# [GIVEN INSTRUCTION]
Transcribe the rows below without changes, starting with the first row and stopping after the row that contains "slide-thumbnail-3[interactable]: 3 ☆".

# [Rows in a dataset]
§
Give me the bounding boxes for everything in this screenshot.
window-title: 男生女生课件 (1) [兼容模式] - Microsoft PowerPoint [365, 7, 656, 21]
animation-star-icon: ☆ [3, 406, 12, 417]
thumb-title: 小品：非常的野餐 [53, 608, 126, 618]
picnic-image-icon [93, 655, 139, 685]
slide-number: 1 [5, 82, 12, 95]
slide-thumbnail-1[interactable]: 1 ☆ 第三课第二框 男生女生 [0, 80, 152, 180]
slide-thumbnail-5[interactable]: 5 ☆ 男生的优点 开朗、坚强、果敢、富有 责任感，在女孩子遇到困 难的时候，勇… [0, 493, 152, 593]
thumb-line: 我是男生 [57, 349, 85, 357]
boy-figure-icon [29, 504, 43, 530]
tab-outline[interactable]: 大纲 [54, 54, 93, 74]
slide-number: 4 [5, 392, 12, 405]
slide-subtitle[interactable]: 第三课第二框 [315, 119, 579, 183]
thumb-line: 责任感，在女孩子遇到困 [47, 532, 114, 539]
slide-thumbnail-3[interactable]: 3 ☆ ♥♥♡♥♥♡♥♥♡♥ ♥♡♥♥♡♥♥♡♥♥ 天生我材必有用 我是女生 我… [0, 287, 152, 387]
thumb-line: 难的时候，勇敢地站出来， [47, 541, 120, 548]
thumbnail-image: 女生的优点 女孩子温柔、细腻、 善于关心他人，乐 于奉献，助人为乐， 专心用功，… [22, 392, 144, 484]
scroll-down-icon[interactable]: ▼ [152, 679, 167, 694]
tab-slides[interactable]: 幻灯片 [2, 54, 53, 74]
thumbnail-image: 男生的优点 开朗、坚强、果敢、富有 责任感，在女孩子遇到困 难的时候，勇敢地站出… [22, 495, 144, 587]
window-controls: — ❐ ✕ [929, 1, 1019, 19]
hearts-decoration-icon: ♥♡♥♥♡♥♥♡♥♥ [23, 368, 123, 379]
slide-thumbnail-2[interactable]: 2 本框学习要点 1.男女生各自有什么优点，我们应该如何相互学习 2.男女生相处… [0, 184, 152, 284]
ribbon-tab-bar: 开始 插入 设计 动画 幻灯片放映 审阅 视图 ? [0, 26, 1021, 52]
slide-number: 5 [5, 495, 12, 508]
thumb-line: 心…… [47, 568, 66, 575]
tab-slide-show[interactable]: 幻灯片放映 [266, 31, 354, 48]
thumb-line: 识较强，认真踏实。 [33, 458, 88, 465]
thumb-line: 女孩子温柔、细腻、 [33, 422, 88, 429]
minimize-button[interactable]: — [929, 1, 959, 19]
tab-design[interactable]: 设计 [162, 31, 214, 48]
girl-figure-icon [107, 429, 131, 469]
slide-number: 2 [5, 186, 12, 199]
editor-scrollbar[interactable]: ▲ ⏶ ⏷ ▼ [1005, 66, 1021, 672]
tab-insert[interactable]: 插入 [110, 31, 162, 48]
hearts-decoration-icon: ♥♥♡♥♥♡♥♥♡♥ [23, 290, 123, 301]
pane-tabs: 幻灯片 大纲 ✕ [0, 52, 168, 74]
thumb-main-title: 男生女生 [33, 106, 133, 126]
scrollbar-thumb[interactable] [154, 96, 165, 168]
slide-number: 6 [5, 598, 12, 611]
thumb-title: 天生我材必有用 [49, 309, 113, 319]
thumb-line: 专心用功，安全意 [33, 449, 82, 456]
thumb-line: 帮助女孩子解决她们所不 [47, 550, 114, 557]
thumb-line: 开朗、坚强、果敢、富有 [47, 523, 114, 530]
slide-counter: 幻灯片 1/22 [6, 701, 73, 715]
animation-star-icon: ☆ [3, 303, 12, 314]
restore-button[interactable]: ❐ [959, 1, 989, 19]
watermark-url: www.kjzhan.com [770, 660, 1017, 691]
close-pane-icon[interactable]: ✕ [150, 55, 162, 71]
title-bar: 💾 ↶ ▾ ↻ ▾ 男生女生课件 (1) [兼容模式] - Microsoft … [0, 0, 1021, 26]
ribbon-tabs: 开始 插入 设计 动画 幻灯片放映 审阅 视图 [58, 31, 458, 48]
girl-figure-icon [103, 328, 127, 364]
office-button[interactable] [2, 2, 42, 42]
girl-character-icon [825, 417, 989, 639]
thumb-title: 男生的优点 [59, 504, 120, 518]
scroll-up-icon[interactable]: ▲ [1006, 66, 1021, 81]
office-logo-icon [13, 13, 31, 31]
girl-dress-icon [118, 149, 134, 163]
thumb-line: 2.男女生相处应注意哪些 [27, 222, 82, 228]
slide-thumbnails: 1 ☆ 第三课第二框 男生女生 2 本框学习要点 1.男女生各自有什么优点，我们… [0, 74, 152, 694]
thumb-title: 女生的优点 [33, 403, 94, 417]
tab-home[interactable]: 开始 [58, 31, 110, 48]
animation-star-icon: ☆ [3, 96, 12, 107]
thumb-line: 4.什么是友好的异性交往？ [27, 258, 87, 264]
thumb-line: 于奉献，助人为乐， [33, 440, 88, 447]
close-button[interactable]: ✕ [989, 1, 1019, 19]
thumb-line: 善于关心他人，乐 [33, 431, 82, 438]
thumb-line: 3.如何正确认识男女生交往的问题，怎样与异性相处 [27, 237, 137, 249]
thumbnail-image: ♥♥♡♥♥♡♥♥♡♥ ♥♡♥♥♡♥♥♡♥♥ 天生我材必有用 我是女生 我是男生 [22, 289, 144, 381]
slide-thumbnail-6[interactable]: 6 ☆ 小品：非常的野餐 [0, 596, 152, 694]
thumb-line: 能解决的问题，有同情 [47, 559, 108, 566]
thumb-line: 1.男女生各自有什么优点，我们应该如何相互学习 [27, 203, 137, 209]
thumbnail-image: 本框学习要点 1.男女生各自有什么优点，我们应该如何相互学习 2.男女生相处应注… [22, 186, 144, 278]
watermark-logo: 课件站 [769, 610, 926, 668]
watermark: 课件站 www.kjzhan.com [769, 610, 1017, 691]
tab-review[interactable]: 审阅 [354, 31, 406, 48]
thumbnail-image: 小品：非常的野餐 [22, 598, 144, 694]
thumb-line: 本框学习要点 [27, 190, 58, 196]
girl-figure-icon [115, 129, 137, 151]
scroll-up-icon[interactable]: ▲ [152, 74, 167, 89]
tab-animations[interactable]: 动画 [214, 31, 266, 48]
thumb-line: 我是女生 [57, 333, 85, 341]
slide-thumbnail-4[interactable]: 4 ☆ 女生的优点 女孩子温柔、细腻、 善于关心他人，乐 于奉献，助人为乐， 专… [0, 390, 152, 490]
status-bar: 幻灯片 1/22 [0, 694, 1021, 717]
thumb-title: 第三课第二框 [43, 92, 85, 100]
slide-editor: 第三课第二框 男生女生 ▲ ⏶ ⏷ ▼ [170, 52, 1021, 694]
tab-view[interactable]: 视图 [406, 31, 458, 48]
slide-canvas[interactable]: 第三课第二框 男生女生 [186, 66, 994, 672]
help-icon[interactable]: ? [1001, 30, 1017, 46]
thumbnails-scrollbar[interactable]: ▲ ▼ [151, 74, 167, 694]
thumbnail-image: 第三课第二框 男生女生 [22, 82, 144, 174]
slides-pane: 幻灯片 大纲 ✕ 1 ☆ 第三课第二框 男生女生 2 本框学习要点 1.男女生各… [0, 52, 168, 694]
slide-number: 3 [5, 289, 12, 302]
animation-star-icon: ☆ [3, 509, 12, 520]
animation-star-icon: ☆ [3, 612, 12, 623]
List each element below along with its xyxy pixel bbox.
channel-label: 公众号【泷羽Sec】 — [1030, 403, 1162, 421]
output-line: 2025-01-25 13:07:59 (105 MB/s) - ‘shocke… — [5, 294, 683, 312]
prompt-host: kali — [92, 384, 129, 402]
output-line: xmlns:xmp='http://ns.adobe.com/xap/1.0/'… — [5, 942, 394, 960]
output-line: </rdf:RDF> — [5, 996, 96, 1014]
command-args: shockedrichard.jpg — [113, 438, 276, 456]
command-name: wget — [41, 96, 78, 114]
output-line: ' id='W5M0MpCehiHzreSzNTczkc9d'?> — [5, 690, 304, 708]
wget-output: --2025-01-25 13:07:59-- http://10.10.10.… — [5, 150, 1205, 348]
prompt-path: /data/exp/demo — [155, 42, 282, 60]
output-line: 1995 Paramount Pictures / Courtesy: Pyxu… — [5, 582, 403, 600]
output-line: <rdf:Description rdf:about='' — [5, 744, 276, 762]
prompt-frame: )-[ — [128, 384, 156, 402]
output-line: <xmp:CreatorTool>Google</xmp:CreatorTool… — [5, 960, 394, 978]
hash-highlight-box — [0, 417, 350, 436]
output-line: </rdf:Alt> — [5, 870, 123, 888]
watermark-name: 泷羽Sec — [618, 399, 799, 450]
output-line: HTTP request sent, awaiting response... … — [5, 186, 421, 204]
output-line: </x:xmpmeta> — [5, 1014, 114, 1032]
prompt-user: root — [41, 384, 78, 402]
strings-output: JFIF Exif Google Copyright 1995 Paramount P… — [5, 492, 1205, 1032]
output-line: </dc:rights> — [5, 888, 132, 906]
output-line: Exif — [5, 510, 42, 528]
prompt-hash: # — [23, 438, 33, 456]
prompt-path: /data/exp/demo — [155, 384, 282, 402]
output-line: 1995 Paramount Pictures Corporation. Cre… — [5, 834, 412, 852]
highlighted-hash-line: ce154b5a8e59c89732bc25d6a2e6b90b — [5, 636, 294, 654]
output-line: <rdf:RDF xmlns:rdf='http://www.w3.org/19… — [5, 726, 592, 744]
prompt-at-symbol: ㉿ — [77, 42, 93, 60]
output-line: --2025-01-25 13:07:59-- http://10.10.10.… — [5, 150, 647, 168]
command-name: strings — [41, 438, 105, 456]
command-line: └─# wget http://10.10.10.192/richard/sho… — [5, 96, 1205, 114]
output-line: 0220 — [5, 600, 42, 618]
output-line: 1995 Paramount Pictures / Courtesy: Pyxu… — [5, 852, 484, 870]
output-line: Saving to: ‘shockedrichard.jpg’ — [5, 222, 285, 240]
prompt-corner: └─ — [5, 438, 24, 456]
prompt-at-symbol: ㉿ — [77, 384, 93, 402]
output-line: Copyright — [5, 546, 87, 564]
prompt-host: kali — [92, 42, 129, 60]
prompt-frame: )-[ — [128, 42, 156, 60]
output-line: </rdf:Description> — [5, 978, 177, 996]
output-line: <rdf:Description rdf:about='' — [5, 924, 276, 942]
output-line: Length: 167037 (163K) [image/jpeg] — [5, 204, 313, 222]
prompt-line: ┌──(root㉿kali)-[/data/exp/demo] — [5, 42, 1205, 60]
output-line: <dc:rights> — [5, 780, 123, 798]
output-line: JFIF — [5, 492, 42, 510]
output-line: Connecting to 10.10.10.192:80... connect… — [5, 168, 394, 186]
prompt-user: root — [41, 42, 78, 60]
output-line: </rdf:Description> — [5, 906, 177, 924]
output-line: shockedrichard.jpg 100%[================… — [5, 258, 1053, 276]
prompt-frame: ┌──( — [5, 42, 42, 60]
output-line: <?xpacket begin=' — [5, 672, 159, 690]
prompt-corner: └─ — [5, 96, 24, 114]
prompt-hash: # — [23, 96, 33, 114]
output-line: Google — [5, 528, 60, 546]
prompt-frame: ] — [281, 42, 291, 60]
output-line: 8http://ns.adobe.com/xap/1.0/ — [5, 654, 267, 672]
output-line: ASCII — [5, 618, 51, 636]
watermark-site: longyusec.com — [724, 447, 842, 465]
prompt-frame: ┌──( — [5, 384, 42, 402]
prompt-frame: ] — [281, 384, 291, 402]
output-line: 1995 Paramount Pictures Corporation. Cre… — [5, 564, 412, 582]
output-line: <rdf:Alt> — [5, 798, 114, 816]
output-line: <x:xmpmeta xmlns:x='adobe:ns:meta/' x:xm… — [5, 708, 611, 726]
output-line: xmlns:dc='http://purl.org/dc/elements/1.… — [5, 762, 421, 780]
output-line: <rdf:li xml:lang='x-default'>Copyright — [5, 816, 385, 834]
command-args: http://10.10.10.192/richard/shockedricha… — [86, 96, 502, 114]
§
# [THE RESULT]
Give me the bounding boxes for everything in this screenshot.
window-title: 男生女生课件 (1) [兼容模式] - Microsoft PowerPoint [365, 7, 656, 21]
animation-star-icon: ☆ [3, 406, 12, 417]
thumb-title: 小品：非常的野餐 [53, 608, 126, 618]
picnic-image-icon [93, 655, 139, 685]
slide-number: 1 [5, 82, 12, 95]
slide-thumbnail-1[interactable]: 1 ☆ 第三课第二框 男生女生 [0, 80, 152, 180]
slide-thumbnail-5[interactable]: 5 ☆ 男生的优点 开朗、坚强、果敢、富有 责任感，在女孩子遇到困 难的时候，勇… [0, 493, 152, 593]
thumb-line: 我是男生 [57, 349, 85, 357]
boy-figure-icon [29, 504, 43, 530]
tab-outline[interactable]: 大纲 [54, 54, 93, 74]
slide-number: 4 [5, 392, 12, 405]
slide-subtitle[interactable]: 第三课第二框 [315, 119, 579, 183]
thumb-line: 责任感，在女孩子遇到困 [47, 532, 114, 539]
slide-thumbnail-3[interactable]: 3 ☆ ♥♥♡♥♥♡♥♥♡♥ ♥♡♥♥♡♥♥♡♥♥ 天生我材必有用 我是女生 我… [0, 287, 152, 387]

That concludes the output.